◆ PROVIDED RECORDS:
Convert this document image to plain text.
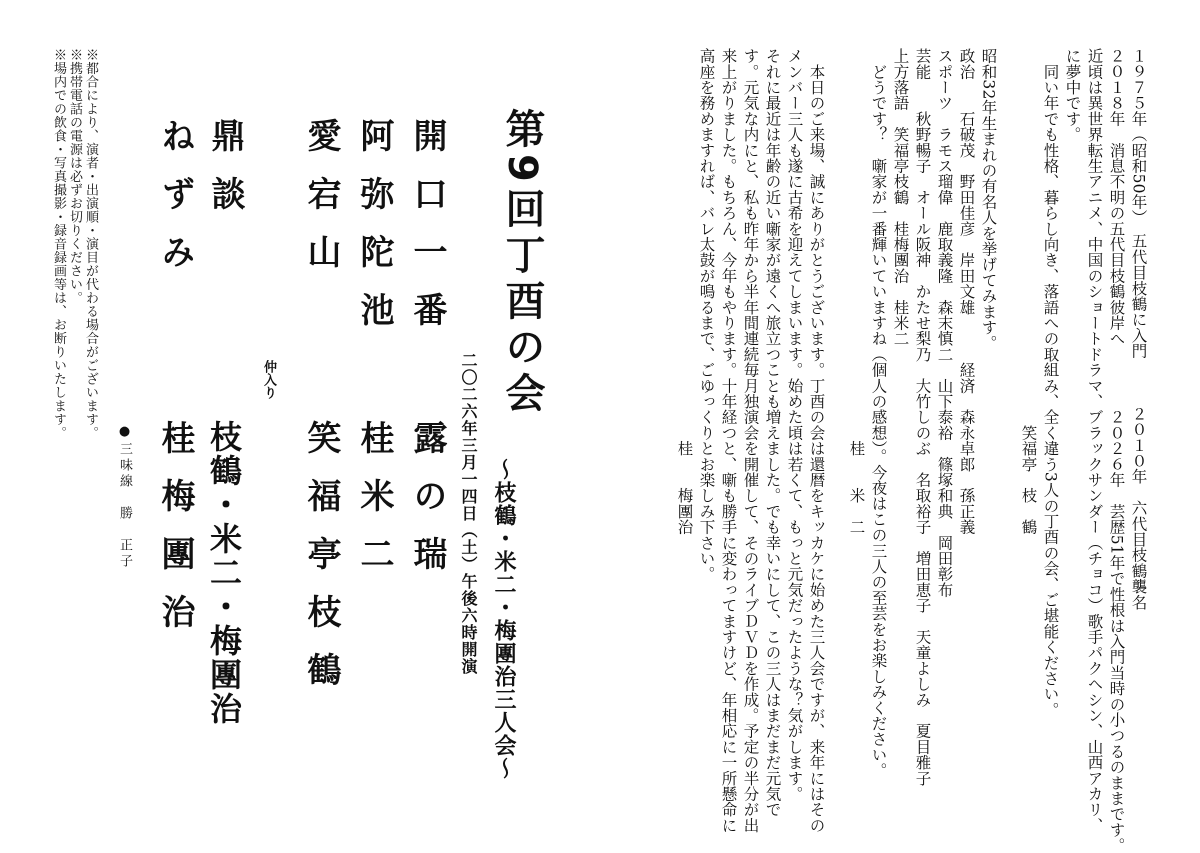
１９７５年（昭和50年）　五代目枝鶴に入門　　　２０１０年　六代目枝鶴襲名
２０１８年　消息不明の五代目枝鶴彼岸へ　　　　２０２６年　芸歴51年で性根は入門当時の小つるのままです。
近頃は異世界転生アニメ、中国のショートドラマ、ブラックサンダー（チョコ）歌手パクヘシン、山西アカリ、
に夢中です。
　同い年でも性格、暮らし向き、落語への取組み、全く違う3人の丁酉の会、ご堪能ください。
　　　　　　　　　　　　　　　　　　　　　　　　笑福亭　枝　鶴
昭和32年生まれの有名人を挙げてみます。
政治　　石破茂　野田佳彦　岸田文雄　　　経済　森永卓郎　孫正義
スポーツ　ラモス瑠偉　鹿取義隆　森末慎二　山下泰裕　篠塚和典　岡田彰布
芸能　　秋野暢子　オール阪神　かたせ梨乃　大竹しのぶ　名取裕子　増田恵子　天童よしみ　夏目雅子
上方落語　笑福亭枝鶴　桂梅團治　桂米二
　どうです？　噺家が一番輝いていますね（個人の感想）。今夜はこの三人の至芸をお楽しみください。
　　　　　　　　　　　　　　　　　　　　　　　　　桂　　米　二
　本日のご来場、誠にありがとうございます。丁酉の会は還暦をキッカケに始めた三人会ですが、来年にはその
メンバー三人も遂に古希を迎えてしまいます。始めた頃は若くて、もっと元気だったような？気がします。
それに最近は年齢の近い噺家が遠くへ旅立つことも増えました。でも幸いにして、この三人はまだまだ元気で
す。元気な内にと、私も昨年から半年間連続毎月独演会を開催して、そのライブＤＶＤを作成。予定の半分が出
来上がりました。もちろん、今年もやります。十年経つと、噺も勝手に変わってますけど、年相応に一所懸命に
高座を務めますれば、バレ太鼓が鳴るまで、ごゆっくりとお楽しみ下さい。
　　　　　　　　　　　　　　　　　　　　　　　　　桂　　梅團治
第9回丁酉の会
～枝鶴・米二・梅團治三人会～
二〇二六年三月一四日（土）午後六時開演
開口一番
露の瑞
阿弥陀池
桂米二
愛宕山
笑福亭枝鶴
仲入り
鼎談
枝鶴・米二・梅團治
ねずみ
桂梅團治
●三味線　勝　正子
※都合により、演者・出演順・演目が代わる場合がございます。
※携帯電話の電源は必ずお切りください。
※場内での飲食・写真撮影・録音録画等は、お断りいたします。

◆ GOAL:
Write out the listing above again, exactly, but with no pictures in the copy.

◆ OUTPUT OF THE TASK:
Convert this document image to plain text.
１９７５年（昭和50年）　五代目枝鶴に入門　　　２０１０年　六代目枝鶴襲名
２０１８年　消息不明の五代目枝鶴彼岸へ　　　　２０２６年　芸歴51年で性根は入門当時の小つるのままです。
近頃は異世界転生アニメ、中国のショートドラマ、ブラックサンダー（チョコ）歌手パクヘシン、山西アカリ、
に夢中です。
　同い年でも性格、暮らし向き、落語への取組み、全く違う3人の丁酉の会、ご堪能ください。
　　　　　　　　　　　　　　　　　　　　　　　　笑福亭　枝　鶴
昭和32年生まれの有名人を挙げてみます。
政治　　石破茂　野田佳彦　岸田文雄　　　経済　森永卓郎　孫正義
スポーツ　ラモス瑠偉　鹿取義隆　森末慎二　山下泰裕　篠塚和典　岡田彰布
芸能　　秋野暢子　オール阪神　かたせ梨乃　大竹しのぶ　名取裕子　増田恵子　天童よしみ　夏目雅子
上方落語　笑福亭枝鶴　桂梅團治　桂米二
　どうです？　噺家が一番輝いていますね（個人の感想）。今夜はこの三人の至芸をお楽しみください。
　　　　　　　　　　　　　　　　　　　　　　　　　桂　　米　二
　本日のご来場、誠にありがとうございます。丁酉の会は還暦をキッカケに始めた三人会ですが、来年にはその
メンバー三人も遂に古希を迎えてしまいます。始めた頃は若くて、もっと元気だったような？気がします。
それに最近は年齢の近い噺家が遠くへ旅立つことも増えました。でも幸いにして、この三人はまだまだ元気で
す。元気な内にと、私も昨年から半年間連続毎月独演会を開催して、そのライブＤＶＤを作成。予定の半分が出
来上がりました。もちろん、今年もやります。十年経つと、噺も勝手に変わってますけど、年相応に一所懸命に
高座を務めますれば、バレ太鼓が鳴るまで、ごゆっくりとお楽しみ下さい。
　　　　　　　　　　　　　　　　　　　　　　　　　桂　　梅團治
第9回丁酉の会
～枝鶴・米二・梅團治三人会～
二〇二六年三月一四日（土）午後六時開演
開口一番
露の瑞
阿弥陀池
桂米二
愛宕山
笑福亭枝鶴
仲入り
鼎談
枝鶴・米二・梅團治
ねずみ
桂梅團治
●三味線　勝　正子
※都合により、演者・出演順・演目が代わる場合がございます。
※携帯電話の電源は必ずお切りください。
※場内での飲食・写真撮影・録音録画等は、お断りいたします。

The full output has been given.